*EXERCISE AIM*
Repeat the entries below exactly as they appear, with no pictures.

>> BEGIN

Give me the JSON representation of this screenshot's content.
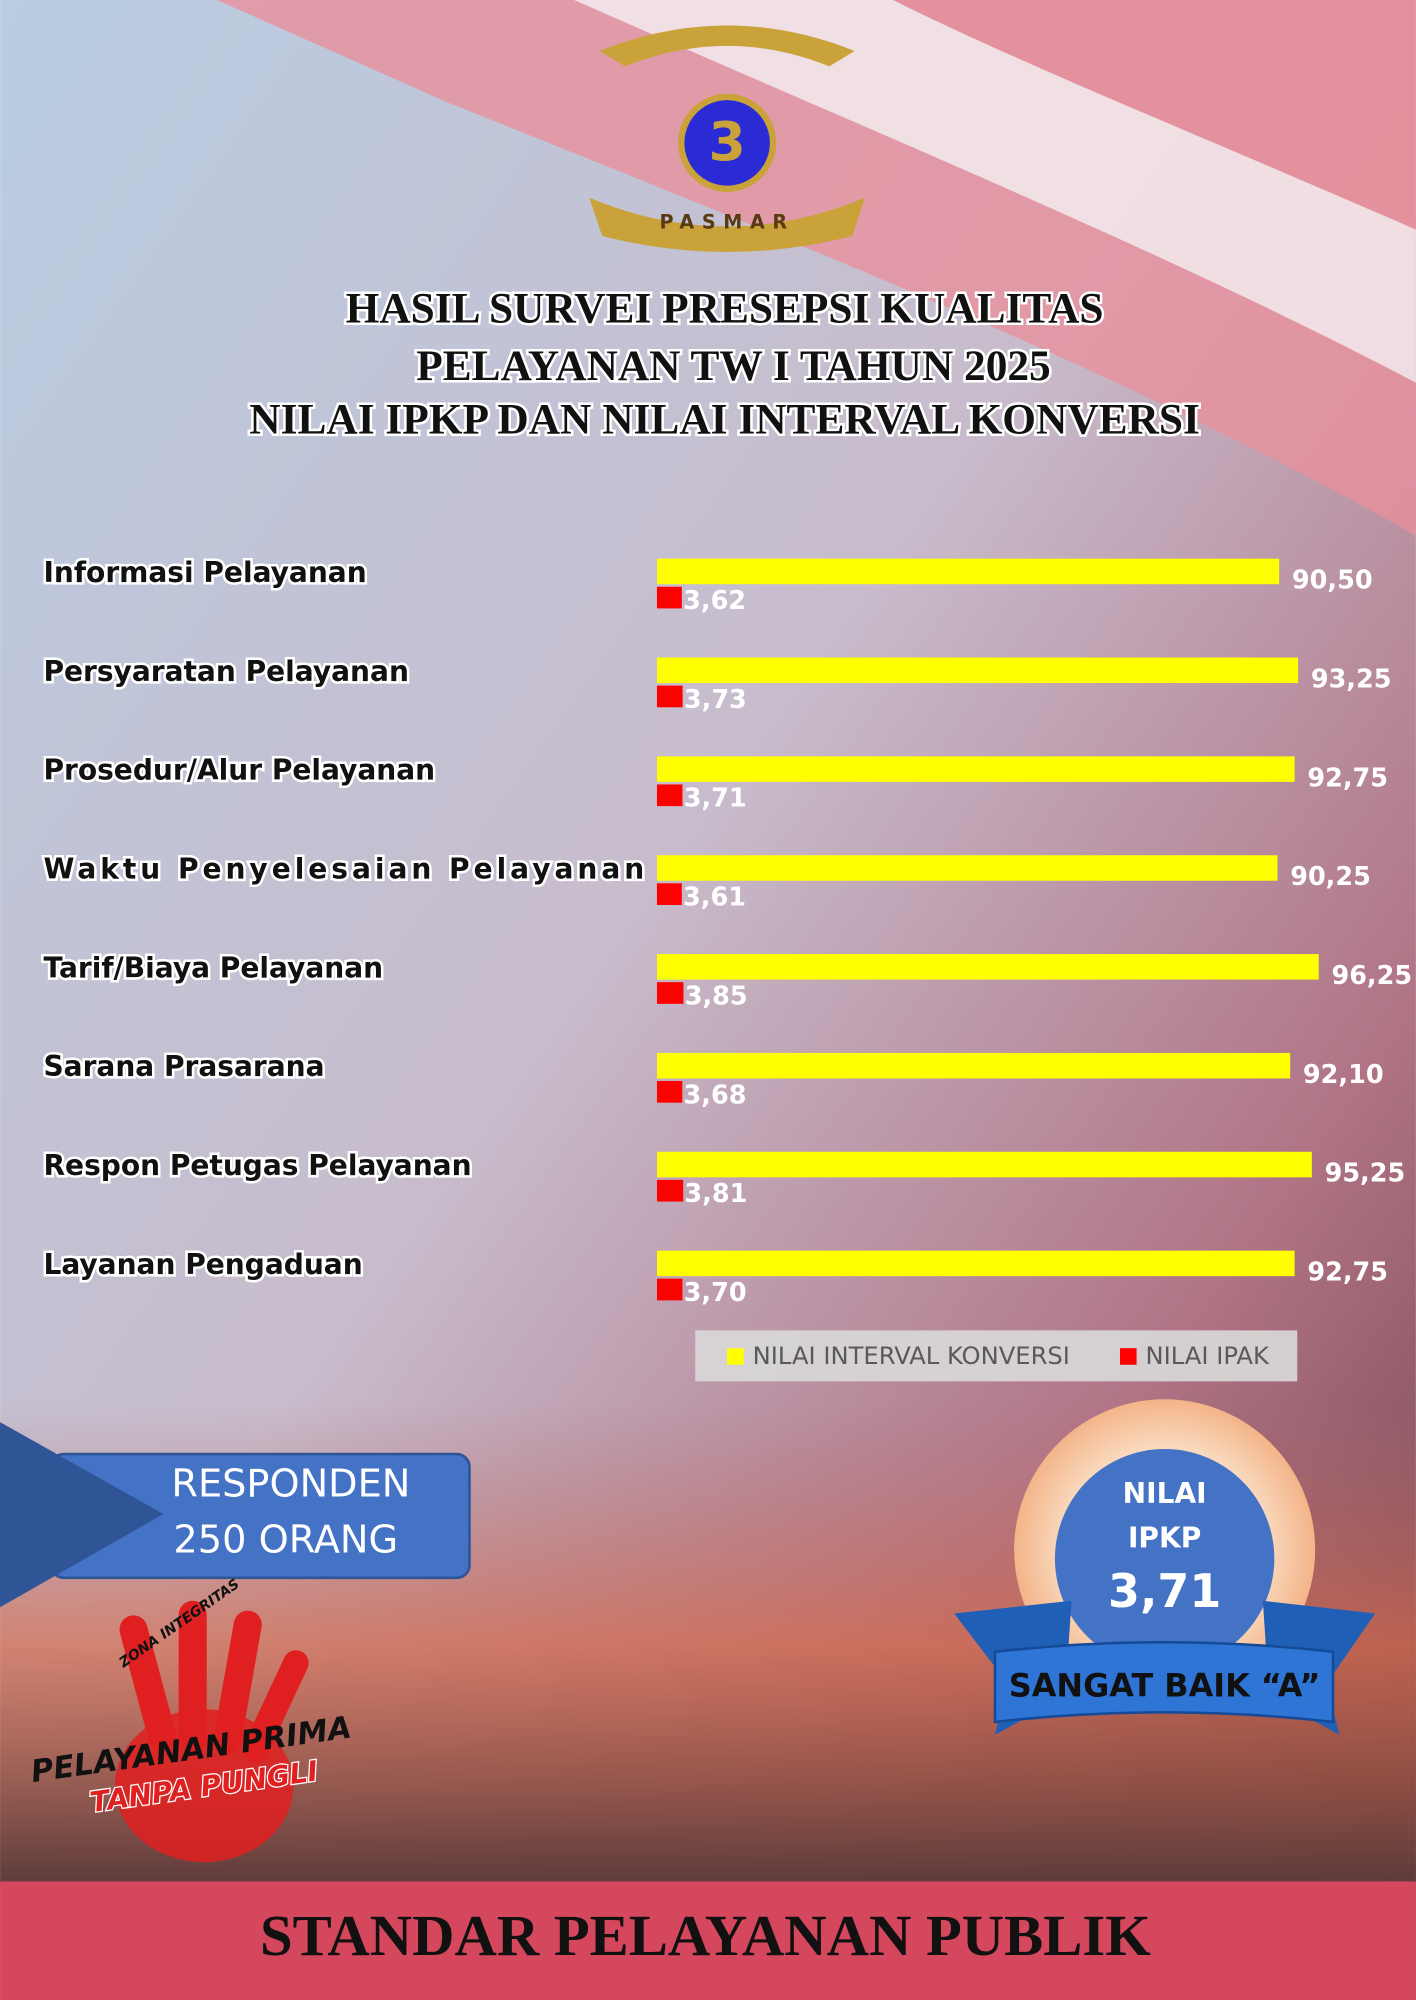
{
  "logo": {
    "number": "3",
    "motto": "PASMAR"
  },
  "chart_data": {
    "type": "bar",
    "orientation": "horizontal",
    "title": [
      "HASIL SURVEI PRESEPSI KUALITAS",
      "PELAYANAN TW I TAHUN 2025",
      "NILAI IPKP DAN NILAI INTERVAL KONVERSI"
    ],
    "categories": [
      "Informasi Pelayanan",
      "Persyaratan Pelayanan",
      "Prosedur/Alur Pelayanan",
      "Waktu Penyelesaian Pelayanan",
      "Tarif/Biaya Pelayanan",
      "Sarana Prasarana",
      "Respon Petugas Pelayanan",
      "Layanan Pengaduan"
    ],
    "xlim": [
      0,
      100
    ],
    "legend": "bottom-right",
    "series": [
      {
        "name": "NILAI INTERVAL KONVERSI",
        "color": "#ffff00",
        "values": [
          90.5,
          93.25,
          92.75,
          90.25,
          96.25,
          92.1,
          95.25,
          92.75
        ],
        "value_labels": [
          "90,50",
          "93,25",
          "92,75",
          "90,25",
          "96,25",
          "92,10",
          "95,25",
          "92,75"
        ]
      },
      {
        "name": "NILAI IPAK",
        "color": "#ff0000",
        "values": [
          3.62,
          3.73,
          3.71,
          3.61,
          3.85,
          3.68,
          3.81,
          3.7
        ],
        "value_labels": [
          "3,62",
          "3,73",
          "3,71",
          "3,61",
          "3,85",
          "3,68",
          "3,81",
          "3,70"
        ]
      }
    ]
  },
  "respondents": {
    "label": "RESPONDEN",
    "count": "250 ORANG"
  },
  "badge": {
    "line1": "NILAI",
    "line2": "IPKP",
    "score": "3,71",
    "grade": "SANGAT BAIK “A”"
  },
  "stamp": {
    "zone": "ZONA INTEGRITAS",
    "line1": "PELAYANAN PRIMA",
    "line2": "TANPA PUNGLI"
  },
  "footer": "STANDAR PELAYANAN PUBLIK"
}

>> END

*FULL SOLUTION*
Give me the JSON representation of this screenshot's content.
{
  "logo": {
    "number": "3",
    "motto": "PASMAR"
  },
  "chart_data": {
    "type": "bar",
    "orientation": "horizontal",
    "title": [
      "HASIL SURVEI PRESEPSI KUALITAS",
      "PELAYANAN TW I TAHUN 2025",
      "NILAI IPKP DAN NILAI INTERVAL KONVERSI"
    ],
    "categories": [
      "Informasi Pelayanan",
      "Persyaratan Pelayanan",
      "Prosedur/Alur Pelayanan",
      "Waktu Penyelesaian Pelayanan",
      "Tarif/Biaya Pelayanan",
      "Sarana Prasarana",
      "Respon Petugas Pelayanan",
      "Layanan Pengaduan"
    ],
    "xlim": [
      0,
      100
    ],
    "legend": "bottom-right",
    "series": [
      {
        "name": "NILAI INTERVAL KONVERSI",
        "color": "#ffff00",
        "values": [
          90.5,
          93.25,
          92.75,
          90.25,
          96.25,
          92.1,
          95.25,
          92.75
        ],
        "value_labels": [
          "90,50",
          "93,25",
          "92,75",
          "90,25",
          "96,25",
          "92,10",
          "95,25",
          "92,75"
        ]
      },
      {
        "name": "NILAI IPAK",
        "color": "#ff0000",
        "values": [
          3.62,
          3.73,
          3.71,
          3.61,
          3.85,
          3.68,
          3.81,
          3.7
        ],
        "value_labels": [
          "3,62",
          "3,73",
          "3,71",
          "3,61",
          "3,85",
          "3,68",
          "3,81",
          "3,70"
        ]
      }
    ]
  },
  "respondents": {
    "label": "RESPONDEN",
    "count": "250 ORANG"
  },
  "badge": {
    "line1": "NILAI",
    "line2": "IPKP",
    "score": "3,71",
    "grade": "SANGAT BAIK “A”"
  },
  "stamp": {
    "zone": "ZONA INTEGRITAS",
    "line1": "PELAYANAN PRIMA",
    "line2": "TANPA PUNGLI"
  },
  "footer": "STANDAR PELAYANAN PUBLIK"
}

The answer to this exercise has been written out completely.